# [RECORDS SHOWN]

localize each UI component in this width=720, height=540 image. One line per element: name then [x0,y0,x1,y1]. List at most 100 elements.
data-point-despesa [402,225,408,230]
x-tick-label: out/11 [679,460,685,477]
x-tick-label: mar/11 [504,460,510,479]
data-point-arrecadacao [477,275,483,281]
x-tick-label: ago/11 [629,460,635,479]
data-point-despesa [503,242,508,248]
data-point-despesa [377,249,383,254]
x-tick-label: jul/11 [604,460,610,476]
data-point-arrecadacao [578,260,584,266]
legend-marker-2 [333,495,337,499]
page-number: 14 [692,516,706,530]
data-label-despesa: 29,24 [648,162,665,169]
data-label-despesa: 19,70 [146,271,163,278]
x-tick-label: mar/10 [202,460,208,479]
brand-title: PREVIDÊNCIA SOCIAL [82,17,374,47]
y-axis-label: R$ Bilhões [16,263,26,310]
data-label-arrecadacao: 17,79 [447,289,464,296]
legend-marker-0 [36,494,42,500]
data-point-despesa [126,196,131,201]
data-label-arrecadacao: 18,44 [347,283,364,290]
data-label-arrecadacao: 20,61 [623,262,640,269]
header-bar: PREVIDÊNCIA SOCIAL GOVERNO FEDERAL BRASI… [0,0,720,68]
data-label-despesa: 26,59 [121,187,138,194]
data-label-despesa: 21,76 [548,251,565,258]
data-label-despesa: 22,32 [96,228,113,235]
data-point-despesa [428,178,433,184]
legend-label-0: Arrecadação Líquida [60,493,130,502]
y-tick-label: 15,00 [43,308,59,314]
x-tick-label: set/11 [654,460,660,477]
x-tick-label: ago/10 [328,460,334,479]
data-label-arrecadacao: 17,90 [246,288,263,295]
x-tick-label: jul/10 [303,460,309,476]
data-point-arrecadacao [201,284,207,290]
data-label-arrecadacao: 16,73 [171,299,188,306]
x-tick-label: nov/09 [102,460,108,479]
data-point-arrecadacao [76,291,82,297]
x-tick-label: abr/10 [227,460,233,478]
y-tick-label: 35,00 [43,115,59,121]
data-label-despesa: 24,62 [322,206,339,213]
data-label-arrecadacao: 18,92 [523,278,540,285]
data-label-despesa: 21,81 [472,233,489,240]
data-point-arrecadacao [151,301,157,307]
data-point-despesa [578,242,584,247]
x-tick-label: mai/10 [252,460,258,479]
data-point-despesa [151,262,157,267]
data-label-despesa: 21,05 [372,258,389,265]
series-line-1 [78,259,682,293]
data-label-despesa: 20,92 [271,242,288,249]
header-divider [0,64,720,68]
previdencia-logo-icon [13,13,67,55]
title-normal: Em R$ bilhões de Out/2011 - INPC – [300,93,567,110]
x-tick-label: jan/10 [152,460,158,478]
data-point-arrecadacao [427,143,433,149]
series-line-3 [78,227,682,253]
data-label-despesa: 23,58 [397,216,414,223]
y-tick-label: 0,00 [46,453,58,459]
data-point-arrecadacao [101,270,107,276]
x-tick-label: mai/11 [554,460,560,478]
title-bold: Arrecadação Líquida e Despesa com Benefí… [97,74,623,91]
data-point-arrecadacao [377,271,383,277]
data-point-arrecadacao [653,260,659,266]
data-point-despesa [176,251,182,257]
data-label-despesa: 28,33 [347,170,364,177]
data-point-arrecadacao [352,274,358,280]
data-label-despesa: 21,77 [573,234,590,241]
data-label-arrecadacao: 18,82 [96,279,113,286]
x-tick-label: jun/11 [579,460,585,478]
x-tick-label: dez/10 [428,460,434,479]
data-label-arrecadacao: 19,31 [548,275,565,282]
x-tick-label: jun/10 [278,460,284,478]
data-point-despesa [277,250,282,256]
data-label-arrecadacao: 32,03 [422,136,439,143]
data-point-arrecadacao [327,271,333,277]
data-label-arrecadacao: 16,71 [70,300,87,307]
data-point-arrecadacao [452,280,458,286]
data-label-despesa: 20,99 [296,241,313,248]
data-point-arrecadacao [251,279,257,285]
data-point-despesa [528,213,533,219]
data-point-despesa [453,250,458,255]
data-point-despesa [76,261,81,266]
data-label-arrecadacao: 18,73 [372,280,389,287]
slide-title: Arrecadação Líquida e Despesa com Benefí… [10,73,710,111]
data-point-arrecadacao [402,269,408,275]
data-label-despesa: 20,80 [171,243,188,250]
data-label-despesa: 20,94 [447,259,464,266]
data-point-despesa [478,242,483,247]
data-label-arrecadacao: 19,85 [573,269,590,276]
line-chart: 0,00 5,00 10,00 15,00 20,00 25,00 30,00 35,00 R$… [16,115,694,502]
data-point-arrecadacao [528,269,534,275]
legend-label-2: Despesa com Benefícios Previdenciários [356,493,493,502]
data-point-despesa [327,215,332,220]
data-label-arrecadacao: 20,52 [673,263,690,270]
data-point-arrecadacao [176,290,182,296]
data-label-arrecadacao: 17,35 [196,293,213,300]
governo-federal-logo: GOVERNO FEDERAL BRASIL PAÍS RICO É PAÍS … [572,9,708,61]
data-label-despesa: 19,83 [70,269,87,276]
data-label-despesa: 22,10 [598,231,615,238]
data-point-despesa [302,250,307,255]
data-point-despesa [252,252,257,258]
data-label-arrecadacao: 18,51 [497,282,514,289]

# [THE TASK]
Rewrite all of the lines above, putting "x-axis-label" wherever "x-tick-label" appears and leaving everything else untouched.

# [SOLUTION FOR THIS TASK]
localize each UI component in this width=720, height=540 image. One line per element: name then [x0,y0,x1,y1]. List at most 100 elements.
data-point-despesa [402,225,408,230]
x-axis-label: out/11 [679,460,685,477]
x-axis-label: mar/11 [504,460,510,479]
data-point-arrecadacao [477,275,483,281]
x-axis-label: ago/11 [629,460,635,479]
data-point-despesa [503,242,508,248]
data-point-despesa [377,249,383,254]
x-axis-label: jul/11 [604,460,610,476]
data-point-arrecadacao [578,260,584,266]
legend-marker-2 [333,495,337,499]
page-number: 14 [692,516,706,530]
data-label-despesa: 29,24 [648,162,665,169]
data-label-despesa: 19,70 [146,271,163,278]
x-axis-label: mar/10 [202,460,208,479]
brand-title: PREVIDÊNCIA SOCIAL [82,17,374,47]
y-axis-label: R$ Bilhões [16,263,26,310]
data-label-arrecadacao: 17,79 [447,289,464,296]
legend-marker-0 [36,494,42,500]
data-point-despesa [126,196,131,201]
data-label-arrecadacao: 18,44 [347,283,364,290]
data-label-arrecadacao: 20,61 [623,262,640,269]
header-bar: PREVIDÊNCIA SOCIAL GOVERNO FEDERAL BRASI… [0,0,720,68]
data-label-despesa: 26,59 [121,187,138,194]
data-label-despesa: 21,76 [548,251,565,258]
data-label-despesa: 22,32 [96,228,113,235]
data-point-despesa [428,178,433,184]
legend-label-0: Arrecadação Líquida [60,493,130,502]
y-tick-label: 15,00 [43,308,59,314]
x-axis-label: set/11 [654,460,660,477]
x-axis-label: ago/10 [328,460,334,479]
data-label-arrecadacao: 17,90 [246,288,263,295]
x-axis-label: jul/10 [303,460,309,476]
data-point-arrecadacao [201,284,207,290]
data-label-arrecadacao: 16,73 [171,299,188,306]
x-axis-label: nov/09 [102,460,108,479]
data-point-arrecadacao [76,291,82,297]
x-axis-label: abr/10 [227,460,233,478]
y-tick-label: 35,00 [43,115,59,121]
data-label-despesa: 24,62 [322,206,339,213]
data-label-arrecadacao: 18,92 [523,278,540,285]
data-label-despesa: 21,81 [472,233,489,240]
data-point-arrecadacao [151,301,157,307]
data-point-despesa [578,242,584,247]
x-axis-label: mai/10 [252,460,258,479]
data-point-despesa [151,262,157,267]
data-label-despesa: 21,05 [372,258,389,265]
series-line-1 [78,259,682,293]
data-label-despesa: 20,92 [271,242,288,249]
header-divider [0,64,720,68]
previdencia-logo-icon [13,13,67,55]
title-normal: Em R$ bilhões de Out/2011 - INPC – [300,93,567,110]
x-axis-label: jan/10 [152,460,158,478]
data-point-arrecadacao [427,143,433,149]
series-line-3 [78,227,682,253]
data-label-despesa: 23,58 [397,216,414,223]
y-tick-label: 0,00 [46,453,58,459]
data-point-arrecadacao [101,270,107,276]
x-axis-label: mai/11 [554,460,560,478]
title-bold: Arrecadação Líquida e Despesa com Benefí… [97,74,623,91]
data-point-arrecadacao [377,271,383,277]
data-point-arrecadacao [653,260,659,266]
data-point-despesa [176,251,182,257]
data-label-despesa: 28,33 [347,170,364,177]
data-point-arrecadacao [352,274,358,280]
data-label-despesa: 21,77 [573,234,590,241]
data-label-arrecadacao: 18,82 [96,279,113,286]
x-axis-label: jun/11 [579,460,585,478]
x-axis-label: dez/10 [428,460,434,479]
data-label-arrecadacao: 19,31 [548,275,565,282]
x-axis-label: jun/10 [278,460,284,478]
data-point-despesa [277,250,282,256]
data-label-arrecadacao: 32,03 [422,136,439,143]
data-point-arrecadacao [327,271,333,277]
data-label-arrecadacao: 16,71 [70,300,87,307]
data-point-arrecadacao [452,280,458,286]
data-label-despesa: 20,99 [296,241,313,248]
data-point-arrecadacao [251,279,257,285]
data-point-despesa [528,213,533,219]
data-point-despesa [453,250,458,255]
data-point-despesa [76,261,81,266]
data-label-arrecadacao: 18,73 [372,280,389,287]
slide-title: Arrecadação Líquida e Despesa com Benefí… [10,73,710,111]
data-point-arrecadacao [402,269,408,275]
data-label-despesa: 20,80 [171,243,188,250]
data-label-despesa: 20,94 [447,259,464,266]
data-point-despesa [478,242,483,247]
data-label-arrecadacao: 19,85 [573,269,590,276]
line-chart: 0,00 5,00 10,00 15,00 20,00 25,00 30,00 35,00 R$… [16,115,694,502]
data-point-arrecadacao [528,269,534,275]
legend-label-2: Despesa com Benefícios Previdenciários [356,493,493,502]
data-point-despesa [327,215,332,220]
data-label-arrecadacao: 20,52 [673,263,690,270]
data-point-arrecadacao [176,290,182,296]
data-label-arrecadacao: 17,35 [196,293,213,300]
governo-federal-logo: GOVERNO FEDERAL BRASIL PAÍS RICO É PAÍS … [572,9,708,61]
data-label-despesa: 19,83 [70,269,87,276]
data-label-despesa: 22,10 [598,231,615,238]
data-point-despesa [302,250,307,255]
data-point-despesa [252,252,257,258]
data-label-arrecadacao: 18,51 [497,282,514,289]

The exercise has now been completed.